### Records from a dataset
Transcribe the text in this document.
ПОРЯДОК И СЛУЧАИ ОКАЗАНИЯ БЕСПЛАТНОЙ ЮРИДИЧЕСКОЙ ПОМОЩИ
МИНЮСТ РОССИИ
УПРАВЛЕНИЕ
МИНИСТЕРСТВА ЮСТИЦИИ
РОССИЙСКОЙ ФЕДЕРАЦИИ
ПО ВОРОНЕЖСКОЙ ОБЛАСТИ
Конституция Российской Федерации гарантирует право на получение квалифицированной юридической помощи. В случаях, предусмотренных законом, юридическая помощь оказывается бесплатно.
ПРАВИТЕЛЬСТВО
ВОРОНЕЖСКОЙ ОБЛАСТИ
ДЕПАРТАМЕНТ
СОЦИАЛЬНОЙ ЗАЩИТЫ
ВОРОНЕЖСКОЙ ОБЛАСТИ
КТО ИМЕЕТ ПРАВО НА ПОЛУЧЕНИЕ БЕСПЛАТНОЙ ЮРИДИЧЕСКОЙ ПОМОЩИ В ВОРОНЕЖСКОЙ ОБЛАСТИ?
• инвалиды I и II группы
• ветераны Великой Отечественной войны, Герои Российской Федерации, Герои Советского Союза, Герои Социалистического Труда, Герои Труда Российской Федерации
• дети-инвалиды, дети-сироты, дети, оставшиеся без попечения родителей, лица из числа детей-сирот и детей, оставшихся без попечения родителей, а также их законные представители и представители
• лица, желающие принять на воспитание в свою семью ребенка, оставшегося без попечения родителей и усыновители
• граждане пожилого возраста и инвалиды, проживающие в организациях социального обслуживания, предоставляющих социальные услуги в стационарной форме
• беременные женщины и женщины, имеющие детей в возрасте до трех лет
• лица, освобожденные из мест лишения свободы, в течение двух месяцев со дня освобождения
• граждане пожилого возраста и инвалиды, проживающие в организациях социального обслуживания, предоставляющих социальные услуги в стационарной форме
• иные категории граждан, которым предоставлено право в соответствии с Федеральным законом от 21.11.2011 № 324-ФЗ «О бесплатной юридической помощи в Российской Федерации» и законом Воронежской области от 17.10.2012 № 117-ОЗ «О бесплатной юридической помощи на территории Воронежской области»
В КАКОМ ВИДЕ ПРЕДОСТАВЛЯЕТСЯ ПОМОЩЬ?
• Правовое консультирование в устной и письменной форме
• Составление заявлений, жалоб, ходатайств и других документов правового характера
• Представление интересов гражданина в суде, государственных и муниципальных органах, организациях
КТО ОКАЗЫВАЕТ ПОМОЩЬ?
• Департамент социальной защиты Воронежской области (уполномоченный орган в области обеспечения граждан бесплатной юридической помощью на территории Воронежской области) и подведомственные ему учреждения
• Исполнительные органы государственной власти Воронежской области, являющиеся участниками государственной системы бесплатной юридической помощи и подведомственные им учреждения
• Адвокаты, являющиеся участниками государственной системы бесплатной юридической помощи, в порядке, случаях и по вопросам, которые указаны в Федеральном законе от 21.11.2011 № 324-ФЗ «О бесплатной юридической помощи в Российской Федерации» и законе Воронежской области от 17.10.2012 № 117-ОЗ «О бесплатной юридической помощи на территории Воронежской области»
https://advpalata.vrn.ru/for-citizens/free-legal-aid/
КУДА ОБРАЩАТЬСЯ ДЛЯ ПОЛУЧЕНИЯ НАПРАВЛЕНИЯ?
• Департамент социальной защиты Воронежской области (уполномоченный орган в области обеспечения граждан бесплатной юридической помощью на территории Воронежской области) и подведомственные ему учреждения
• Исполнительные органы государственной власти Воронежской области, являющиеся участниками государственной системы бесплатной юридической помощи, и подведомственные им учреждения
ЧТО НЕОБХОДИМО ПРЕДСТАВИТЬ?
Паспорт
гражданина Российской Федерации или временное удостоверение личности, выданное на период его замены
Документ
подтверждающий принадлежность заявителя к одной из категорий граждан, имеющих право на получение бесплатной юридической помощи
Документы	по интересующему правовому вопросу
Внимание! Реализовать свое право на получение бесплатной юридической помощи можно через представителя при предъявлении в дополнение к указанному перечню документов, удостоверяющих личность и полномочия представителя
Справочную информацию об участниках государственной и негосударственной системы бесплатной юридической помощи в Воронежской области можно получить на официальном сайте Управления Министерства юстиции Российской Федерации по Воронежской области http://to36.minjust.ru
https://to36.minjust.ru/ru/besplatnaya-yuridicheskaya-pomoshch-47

### WHAT THIS TASK INVOLVES
Repeat the records above in full, character for character.

### THE OUTPUT
Transcribe the text in this document.
ПОРЯДОК И СЛУЧАИ ОКАЗАНИЯ БЕСПЛАТНОЙ ЮРИДИЧЕСКОЙ ПОМОЩИ
МИНЮСТ РОССИИ
УПРАВЛЕНИЕ
МИНИСТЕРСТВА ЮСТИЦИИ
РОССИЙСКОЙ ФЕДЕРАЦИИ
ПО ВОРОНЕЖСКОЙ ОБЛАСТИ
Конституция Российской Федерации гарантирует право на получение квалифицированной юридической помощи. В случаях, предусмотренных законом, юридическая помощь оказывается бесплатно.
ПРАВИТЕЛЬСТВО
ВОРОНЕЖСКОЙ ОБЛАСТИ
ДЕПАРТАМЕНТ
СОЦИАЛЬНОЙ ЗАЩИТЫ
ВОРОНЕЖСКОЙ ОБЛАСТИ
КТО ИМЕЕТ ПРАВО НА ПОЛУЧЕНИЕ БЕСПЛАТНОЙ ЮРИДИЧЕСКОЙ ПОМОЩИ В ВОРОНЕЖСКОЙ ОБЛАСТИ?
• инвалиды I и II группы
• ветераны Великой Отечественной войны, Герои Российской Федерации, Герои Советского Союза, Герои Социалистического Труда, Герои Труда Российской Федерации
• дети-инвалиды, дети-сироты, дети, оставшиеся без попечения родителей, лица из числа детей-сирот и детей, оставшихся без попечения родителей, а также их законные представители и представители
• лица, желающие принять на воспитание в свою семью ребенка, оставшегося без попечения родителей и усыновители
• граждане пожилого возраста и инвалиды, проживающие в организациях социального обслуживания, предоставляющих социальные услуги в стационарной форме
• беременные женщины и женщины, имеющие детей в возрасте до трех лет
• лица, освобожденные из мест лишения свободы, в течение двух месяцев со дня освобождения
• граждане пожилого возраста и инвалиды, проживающие в организациях социального обслуживания, предоставляющих социальные услуги в стационарной форме
• иные категории граждан, которым предоставлено право в соответствии с Федеральным законом от 21.11.2011 № 324-ФЗ «О бесплатной юридической помощи в Российской Федерации» и законом Воронежской области от 17.10.2012 № 117-ОЗ «О бесплатной юридической помощи на территории Воронежской области»
В КАКОМ ВИДЕ ПРЕДОСТАВЛЯЕТСЯ ПОМОЩЬ?
• Правовое консультирование в устной и письменной форме
• Составление заявлений, жалоб, ходатайств и других документов правового характера
• Представление интересов гражданина в суде, государственных и муниципальных органах, организациях
КТО ОКАЗЫВАЕТ ПОМОЩЬ?
• Департамент социальной защиты Воронежской области (уполномоченный орган в области обеспечения граждан бесплатной юридической помощью на территории Воронежской области) и подведомственные ему учреждения
• Исполнительные органы государственной власти Воронежской области, являющиеся участниками государственной системы бесплатной юридической помощи и подведомственные им учреждения
• Адвокаты, являющиеся участниками государственной системы бесплатной юридической помощи, в порядке, случаях и по вопросам, которые указаны в Федеральном законе от 21.11.2011 № 324-ФЗ «О бесплатной юридической помощи в Российской Федерации» и законе Воронежской области от 17.10.2012 № 117-ОЗ «О бесплатной юридической помощи на территории Воронежской области»
https://advpalata.vrn.ru/for-citizens/free-legal-aid/
КУДА ОБРАЩАТЬСЯ ДЛЯ ПОЛУЧЕНИЯ НАПРАВЛЕНИЯ?
• Департамент социальной защиты Воронежской области (уполномоченный орган в области обеспечения граждан бесплатной юридической помощью на территории Воронежской области) и подведомственные ему учреждения
• Исполнительные органы государственной власти Воронежской области, являющиеся участниками государственной системы бесплатной юридической помощи, и подведомственные им учреждения
ЧТО НЕОБХОДИМО ПРЕДСТАВИТЬ?
Паспорт
гражданина Российской Федерации или временное удостоверение личности, выданное на период его замены
Документ
подтверждающий принадлежность заявителя к одной из категорий граждан, имеющих право на получение бесплатной юридической помощи
Документы	по интересующему правовому вопросу
Внимание! Реализовать свое право на получение бесплатной юридической помощи можно через представителя при предъявлении в дополнение к указанному перечню документов, удостоверяющих личность и полномочия представителя
Справочную информацию об участниках государственной и негосударственной системы бесплатной юридической помощи в Воронежской области можно получить на официальном сайте Управления Министерства юстиции Российской Федерации по Воронежской области http://to36.minjust.ru
https://to36.minjust.ru/ru/besplatnaya-yuridicheskaya-pomoshch-47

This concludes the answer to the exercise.